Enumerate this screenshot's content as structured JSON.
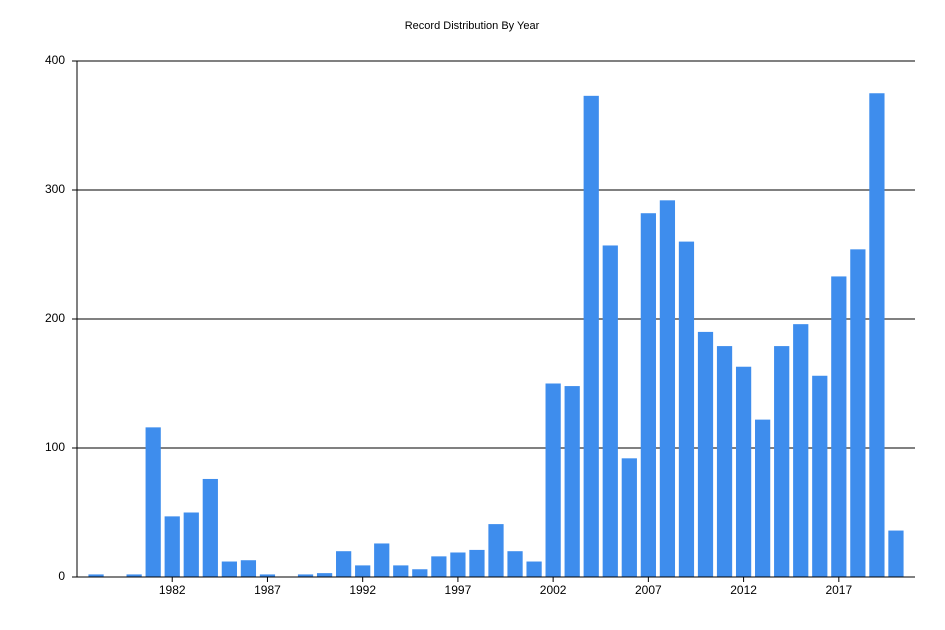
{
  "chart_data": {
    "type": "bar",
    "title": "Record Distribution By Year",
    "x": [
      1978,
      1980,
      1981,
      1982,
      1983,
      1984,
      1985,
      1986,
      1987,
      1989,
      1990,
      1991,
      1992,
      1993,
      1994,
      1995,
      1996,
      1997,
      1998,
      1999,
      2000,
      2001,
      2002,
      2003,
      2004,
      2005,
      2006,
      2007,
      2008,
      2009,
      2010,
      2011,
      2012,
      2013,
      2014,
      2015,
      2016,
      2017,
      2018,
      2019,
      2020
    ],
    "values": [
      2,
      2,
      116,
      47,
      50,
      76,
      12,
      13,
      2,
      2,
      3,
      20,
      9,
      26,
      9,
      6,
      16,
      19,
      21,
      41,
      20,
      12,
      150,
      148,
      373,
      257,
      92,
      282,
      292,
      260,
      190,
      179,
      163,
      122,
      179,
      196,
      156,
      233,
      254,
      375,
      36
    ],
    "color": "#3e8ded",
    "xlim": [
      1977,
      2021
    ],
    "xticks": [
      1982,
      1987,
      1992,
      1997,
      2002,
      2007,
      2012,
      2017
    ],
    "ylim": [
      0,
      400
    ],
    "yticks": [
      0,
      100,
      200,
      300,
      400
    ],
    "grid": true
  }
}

**Task goal**
Quote the records above in full, dropping each picture.

**Finished exercise**
Enumerate this screenshot's content as structured JSON.
{
  "chart_data": {
    "type": "bar",
    "title": "Record Distribution By Year",
    "x": [
      1978,
      1980,
      1981,
      1982,
      1983,
      1984,
      1985,
      1986,
      1987,
      1989,
      1990,
      1991,
      1992,
      1993,
      1994,
      1995,
      1996,
      1997,
      1998,
      1999,
      2000,
      2001,
      2002,
      2003,
      2004,
      2005,
      2006,
      2007,
      2008,
      2009,
      2010,
      2011,
      2012,
      2013,
      2014,
      2015,
      2016,
      2017,
      2018,
      2019,
      2020
    ],
    "values": [
      2,
      2,
      116,
      47,
      50,
      76,
      12,
      13,
      2,
      2,
      3,
      20,
      9,
      26,
      9,
      6,
      16,
      19,
      21,
      41,
      20,
      12,
      150,
      148,
      373,
      257,
      92,
      282,
      292,
      260,
      190,
      179,
      163,
      122,
      179,
      196,
      156,
      233,
      254,
      375,
      36
    ],
    "color": "#3e8ded",
    "xlim": [
      1977,
      2021
    ],
    "xticks": [
      1982,
      1987,
      1992,
      1997,
      2002,
      2007,
      2012,
      2017
    ],
    "ylim": [
      0,
      400
    ],
    "yticks": [
      0,
      100,
      200,
      300,
      400
    ],
    "grid": true
  }
}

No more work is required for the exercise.